Copy everything in the listing below word for word, apart from any images.

....

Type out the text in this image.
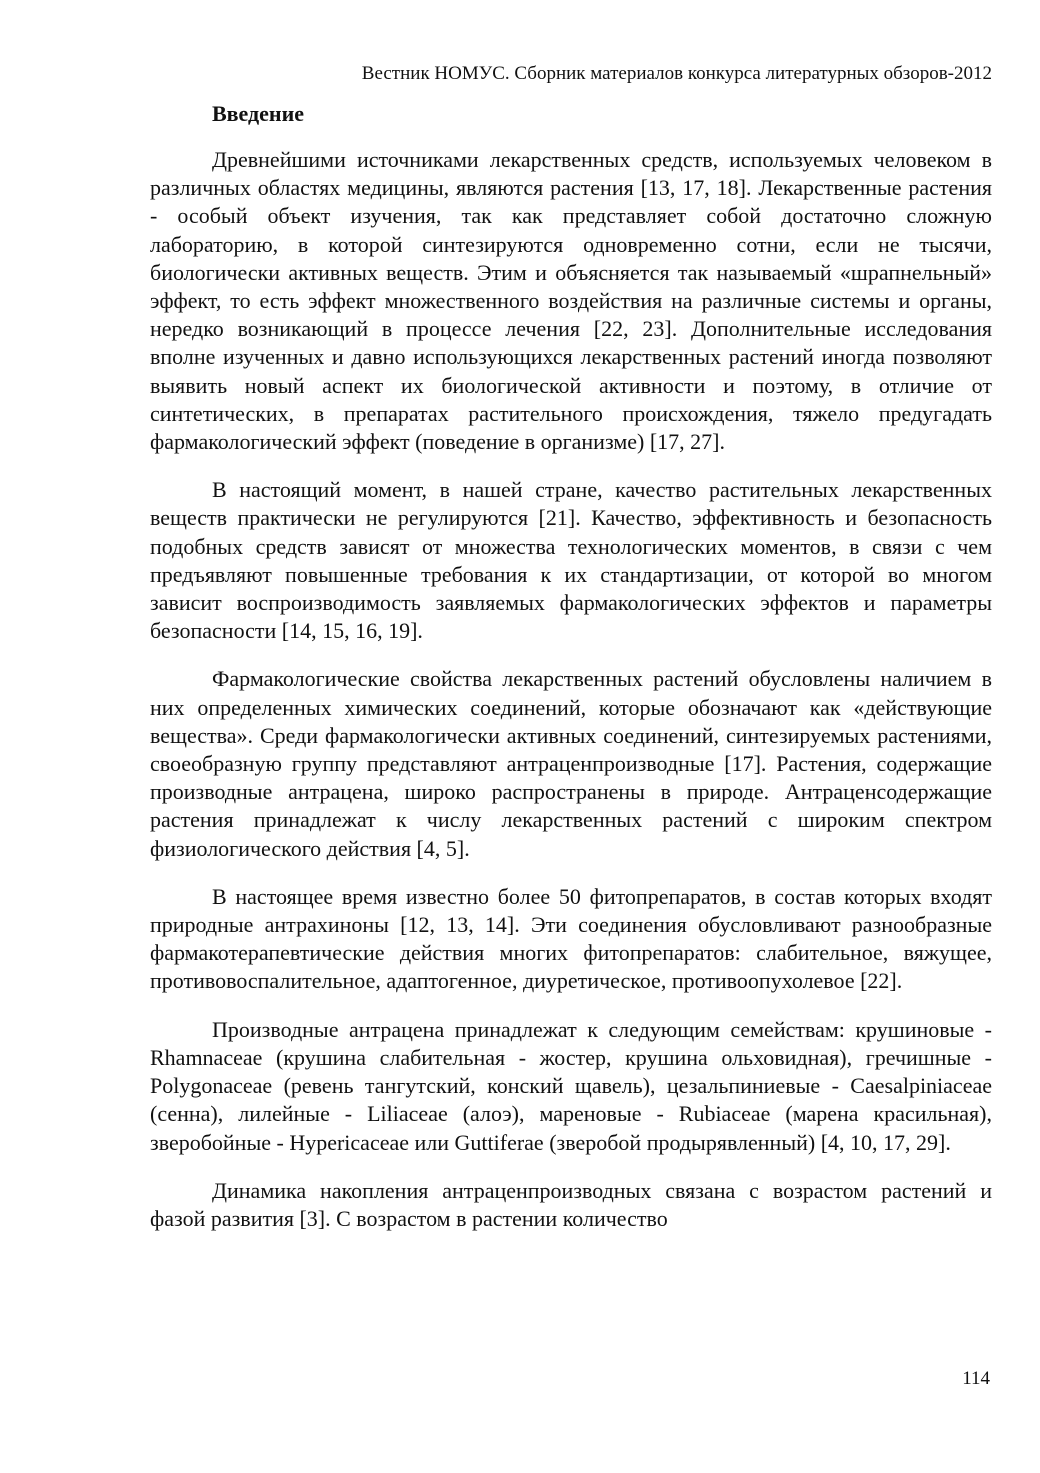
Вестник НОМУС. Сборник материалов конкурса литературных обзоров-2012
Введение

Древнейшими источниками лекарственных средств, используемых человеком в различных областях медицины, являются растения [13, 17, 18]. Лекарственные растения - особый объект изучения, так как представляет собой достаточно сложную лабораторию, в которой синтезируются одновременно сотни, если не тысячи, биологически активных веществ. Этим и объясняется так называемый «шрапнельный» эффект, то есть эффект множественного воздействия на различные системы и органы, нередко возникающий в процессе лечения [22, 23]. Дополнительные исследования вполне изученных и давно использующихся лекарственных растений иногда позволяют выявить новый аспект их биологической активности и поэтому, в отличие от синтетических, в препаратах растительного происхождения, тяжело предугадать фармакологический эффект (поведение в организме) [17, 27].

В настоящий момент, в нашей стране, качество растительных лекарственных веществ практически не регулируются [21]. Качество, эффективность и безопасность подобных средств зависят от множества технологических моментов, в связи с чем предъявляют повышенные требования к их стандартизации, от которой во многом зависит воспроизводимость заявляемых фармакологических эффектов и параметры безопасности [14, 15, 16, 19].

Фармакологические свойства лекарственных растений обусловлены наличием в них определенных химических соединений, которые обозначают как «действующие вещества». Среди фармакологически активных соединений, синтезируемых растениями, своеобразную группу представляют антраценпроизводные [17]. Растения, содержащие производные антрацена, широко распространены в природе. Антраценсодержащие растения принадлежат к числу лекарственных растений с широким спектром физиологического действия [4, 5].

В настоящее время известно более 50 фитопрепаратов, в состав которых входят природные антрахиноны [12, 13, 14]. Эти соединения обусловливают разнообразные фармакотерапевтические действия многих фитопрепаратов: слабительное, вяжущее, противовоспалительное, адаптогенное, диуретическое, противоопухолевое [22].

Производные антрацена принадлежат к следующим семействам: крушиновые - Rhamnaceae (крушина слабительная - жостер, крушина ольховидная), гречишные - Polygonaceae (ревень тангутский, конский щавель), цезальпиниевые - Caesalpiniaceae (сенна), лилейные - Liliaceae (алоэ), мареновые - Rubiaceae (марена красильная), зверобойные - Hypericaceae или Guttiferae (зверобой продырявленный) [4, 10, 17, 29].

Динамика накопления антраценпроизводных связана с возрастом растений и фазой развития [3]. С возрастом в растении количество

114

....

■ Solved problem:
Type out the text in this image.
Вестник НОМУС. Сборник материалов конкурса литературных обзоров-2012
Введение

Древнейшими источниками лекарственных средств, используемых человеком в различных областях медицины, являются растения [13, 17, 18]. Лекарственные растения - особый объект изучения, так как представляет собой достаточно сложную лабораторию, в которой синтезируются одновременно сотни, если не тысячи, биологически активных веществ. Этим и объясняется так называемый «шрапнельный» эффект, то есть эффект множественного воздействия на различные системы и органы, нередко возникающий в процессе лечения [22, 23]. Дополнительные исследования вполне изученных и давно использующихся лекарственных растений иногда позволяют выявить новый аспект их биологической активности и поэтому, в отличие от синтетических, в препаратах растительного происхождения, тяжело предугадать фармакологический эффект (поведение в организме) [17, 27].

В настоящий момент, в нашей стране, качество растительных лекарственных веществ практически не регулируются [21]. Качество, эффективность и безопасность подобных средств зависят от множества технологических моментов, в связи с чем предъявляют повышенные требования к их стандартизации, от которой во многом зависит воспроизводимость заявляемых фармакологических эффектов и параметры безопасности [14, 15, 16, 19].

Фармакологические свойства лекарственных растений обусловлены наличием в них определенных химических соединений, которые обозначают как «действующие вещества». Среди фармакологически активных соединений, синтезируемых растениями, своеобразную группу представляют антраценпроизводные [17]. Растения, содержащие производные антрацена, широко распространены в природе. Антраценсодержащие растения принадлежат к числу лекарственных растений с широким спектром физиологического действия [4, 5].

В настоящее время известно более 50 фитопрепаратов, в состав которых входят природные антрахиноны [12, 13, 14]. Эти соединения обусловливают разнообразные фармакотерапевтические действия многих фитопрепаратов: слабительное, вяжущее, противовоспалительное, адаптогенное, диуретическое, противоопухолевое [22].

Производные антрацена принадлежат к следующим семействам: крушиновые - Rhamnaceae (крушина слабительная - жостер, крушина ольховидная), гречишные - Polygonaceae (ревень тангутский, конский щавель), цезальпиниевые - Caesalpiniaceae (сенна), лилейные - Liliaceae (алоэ), мареновые - Rubiaceae (марена красильная), зверобойные - Hypericaceae или Guttiferae (зверобой продырявленный) [4, 10, 17, 29].

Динамика накопления антраценпроизводных связана с возрастом растений и фазой развития [3]. С возрастом в растении количество

114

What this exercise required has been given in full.